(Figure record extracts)
** Begin **

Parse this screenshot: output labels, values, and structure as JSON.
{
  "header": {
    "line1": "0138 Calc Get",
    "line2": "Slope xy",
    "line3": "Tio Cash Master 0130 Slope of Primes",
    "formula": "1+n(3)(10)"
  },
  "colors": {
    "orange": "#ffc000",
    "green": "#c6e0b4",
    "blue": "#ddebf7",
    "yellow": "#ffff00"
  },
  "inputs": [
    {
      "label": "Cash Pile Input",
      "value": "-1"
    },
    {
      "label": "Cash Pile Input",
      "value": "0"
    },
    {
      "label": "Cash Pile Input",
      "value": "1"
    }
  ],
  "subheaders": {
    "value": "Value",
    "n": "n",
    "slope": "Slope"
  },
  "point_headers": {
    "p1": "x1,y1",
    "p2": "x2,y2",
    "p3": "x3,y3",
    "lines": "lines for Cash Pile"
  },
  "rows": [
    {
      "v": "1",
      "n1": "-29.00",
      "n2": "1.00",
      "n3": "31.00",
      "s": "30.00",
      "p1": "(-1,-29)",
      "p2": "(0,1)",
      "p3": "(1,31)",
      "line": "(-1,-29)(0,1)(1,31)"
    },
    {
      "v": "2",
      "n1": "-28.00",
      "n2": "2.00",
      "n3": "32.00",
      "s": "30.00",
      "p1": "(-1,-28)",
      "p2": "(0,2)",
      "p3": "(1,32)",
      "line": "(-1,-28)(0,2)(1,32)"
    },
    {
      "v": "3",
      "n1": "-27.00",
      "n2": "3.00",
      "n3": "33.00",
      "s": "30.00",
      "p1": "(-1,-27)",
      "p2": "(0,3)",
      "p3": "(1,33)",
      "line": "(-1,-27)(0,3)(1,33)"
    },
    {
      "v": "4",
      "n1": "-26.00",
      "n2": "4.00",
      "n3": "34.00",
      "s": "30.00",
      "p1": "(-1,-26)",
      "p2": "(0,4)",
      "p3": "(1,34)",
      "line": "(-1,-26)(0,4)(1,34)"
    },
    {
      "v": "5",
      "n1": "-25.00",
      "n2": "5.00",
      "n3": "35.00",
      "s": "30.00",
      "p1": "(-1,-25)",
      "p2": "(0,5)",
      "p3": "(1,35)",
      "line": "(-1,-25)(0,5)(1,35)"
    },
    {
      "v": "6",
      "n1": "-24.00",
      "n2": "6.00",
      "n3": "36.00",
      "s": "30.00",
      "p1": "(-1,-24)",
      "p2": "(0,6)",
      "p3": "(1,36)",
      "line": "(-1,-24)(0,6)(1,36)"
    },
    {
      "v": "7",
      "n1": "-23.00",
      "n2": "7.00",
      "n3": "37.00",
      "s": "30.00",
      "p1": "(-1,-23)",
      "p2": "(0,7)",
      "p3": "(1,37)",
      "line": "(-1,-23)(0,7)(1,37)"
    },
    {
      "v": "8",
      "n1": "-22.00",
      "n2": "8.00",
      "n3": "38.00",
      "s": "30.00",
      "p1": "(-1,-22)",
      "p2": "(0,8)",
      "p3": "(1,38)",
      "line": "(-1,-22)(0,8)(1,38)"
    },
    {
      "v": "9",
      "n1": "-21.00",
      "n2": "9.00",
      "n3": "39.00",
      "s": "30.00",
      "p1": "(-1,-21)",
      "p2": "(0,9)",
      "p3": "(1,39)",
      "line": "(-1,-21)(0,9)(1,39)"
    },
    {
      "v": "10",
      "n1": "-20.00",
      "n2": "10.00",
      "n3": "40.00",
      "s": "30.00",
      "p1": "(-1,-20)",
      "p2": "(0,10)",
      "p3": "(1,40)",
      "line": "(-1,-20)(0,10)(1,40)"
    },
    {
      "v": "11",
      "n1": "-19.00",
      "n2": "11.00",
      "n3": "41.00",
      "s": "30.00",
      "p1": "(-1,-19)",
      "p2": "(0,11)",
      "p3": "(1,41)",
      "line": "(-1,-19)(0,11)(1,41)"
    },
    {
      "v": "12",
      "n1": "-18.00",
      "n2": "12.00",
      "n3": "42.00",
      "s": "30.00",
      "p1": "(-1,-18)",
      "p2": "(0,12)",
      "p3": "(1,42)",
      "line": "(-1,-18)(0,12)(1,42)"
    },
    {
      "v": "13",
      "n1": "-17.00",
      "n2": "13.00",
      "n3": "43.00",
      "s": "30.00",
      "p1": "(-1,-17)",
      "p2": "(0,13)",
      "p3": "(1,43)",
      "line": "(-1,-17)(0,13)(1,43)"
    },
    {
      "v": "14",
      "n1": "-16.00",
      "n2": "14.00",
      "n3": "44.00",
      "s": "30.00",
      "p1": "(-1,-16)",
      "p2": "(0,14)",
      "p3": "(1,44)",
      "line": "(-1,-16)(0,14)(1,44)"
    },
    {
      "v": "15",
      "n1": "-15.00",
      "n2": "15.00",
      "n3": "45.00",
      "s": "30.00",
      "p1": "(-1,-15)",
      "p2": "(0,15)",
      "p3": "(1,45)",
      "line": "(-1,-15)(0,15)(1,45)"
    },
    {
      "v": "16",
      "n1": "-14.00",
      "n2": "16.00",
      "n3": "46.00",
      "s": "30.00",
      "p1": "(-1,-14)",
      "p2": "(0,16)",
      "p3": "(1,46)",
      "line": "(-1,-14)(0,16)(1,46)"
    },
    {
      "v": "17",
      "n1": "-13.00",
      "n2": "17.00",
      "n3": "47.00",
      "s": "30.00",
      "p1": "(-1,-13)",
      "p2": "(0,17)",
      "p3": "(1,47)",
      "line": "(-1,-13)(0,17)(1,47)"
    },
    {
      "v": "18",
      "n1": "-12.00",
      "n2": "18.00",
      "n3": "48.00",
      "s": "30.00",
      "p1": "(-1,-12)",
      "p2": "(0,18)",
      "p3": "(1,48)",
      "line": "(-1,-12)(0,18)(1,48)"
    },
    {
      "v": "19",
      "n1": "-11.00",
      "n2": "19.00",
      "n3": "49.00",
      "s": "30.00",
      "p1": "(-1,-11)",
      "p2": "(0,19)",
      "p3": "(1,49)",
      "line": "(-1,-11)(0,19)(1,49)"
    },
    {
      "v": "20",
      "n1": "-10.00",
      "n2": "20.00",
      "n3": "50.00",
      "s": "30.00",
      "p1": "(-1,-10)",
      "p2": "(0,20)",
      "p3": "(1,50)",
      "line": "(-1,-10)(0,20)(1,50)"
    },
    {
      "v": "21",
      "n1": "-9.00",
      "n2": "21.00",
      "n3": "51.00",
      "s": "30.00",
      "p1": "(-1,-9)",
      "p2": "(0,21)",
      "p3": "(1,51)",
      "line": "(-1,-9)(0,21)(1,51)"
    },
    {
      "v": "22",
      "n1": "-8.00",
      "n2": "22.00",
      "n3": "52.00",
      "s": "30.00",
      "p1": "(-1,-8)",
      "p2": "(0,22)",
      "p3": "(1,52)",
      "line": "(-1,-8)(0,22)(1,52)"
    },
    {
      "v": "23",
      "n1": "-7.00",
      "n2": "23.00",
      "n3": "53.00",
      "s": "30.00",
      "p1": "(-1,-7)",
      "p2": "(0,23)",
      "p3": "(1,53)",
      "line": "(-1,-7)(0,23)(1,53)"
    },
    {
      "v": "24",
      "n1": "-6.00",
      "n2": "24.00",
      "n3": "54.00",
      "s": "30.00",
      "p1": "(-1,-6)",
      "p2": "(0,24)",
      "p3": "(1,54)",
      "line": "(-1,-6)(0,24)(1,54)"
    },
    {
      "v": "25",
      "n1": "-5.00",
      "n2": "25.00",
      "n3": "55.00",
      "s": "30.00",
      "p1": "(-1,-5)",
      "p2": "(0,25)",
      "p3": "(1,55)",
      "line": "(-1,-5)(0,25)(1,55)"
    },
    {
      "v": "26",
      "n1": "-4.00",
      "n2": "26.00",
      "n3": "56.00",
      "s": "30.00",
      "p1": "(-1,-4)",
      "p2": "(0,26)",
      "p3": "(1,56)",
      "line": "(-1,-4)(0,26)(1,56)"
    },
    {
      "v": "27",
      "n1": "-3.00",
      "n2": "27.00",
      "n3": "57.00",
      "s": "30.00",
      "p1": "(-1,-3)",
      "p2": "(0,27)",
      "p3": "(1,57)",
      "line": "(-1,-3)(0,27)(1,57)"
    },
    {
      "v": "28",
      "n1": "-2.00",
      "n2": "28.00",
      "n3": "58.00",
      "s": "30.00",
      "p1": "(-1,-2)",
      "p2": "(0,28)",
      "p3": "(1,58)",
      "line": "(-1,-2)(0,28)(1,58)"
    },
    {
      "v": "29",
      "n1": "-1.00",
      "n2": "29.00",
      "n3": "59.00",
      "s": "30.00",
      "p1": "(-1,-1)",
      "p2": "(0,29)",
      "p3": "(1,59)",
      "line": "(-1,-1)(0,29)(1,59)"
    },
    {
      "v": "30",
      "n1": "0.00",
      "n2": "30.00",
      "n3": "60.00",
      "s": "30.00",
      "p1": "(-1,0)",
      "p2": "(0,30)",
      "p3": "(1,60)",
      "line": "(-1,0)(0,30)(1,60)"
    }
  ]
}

** End **

#### [Prompt]
Check the data for the word "Slope" and pull out the lines that have it.

#### [Task response]
    "line2": "Slope xy",
    "line3": "Tio Cash Master 0130 Slope of Primes",
    "slope": "Slope"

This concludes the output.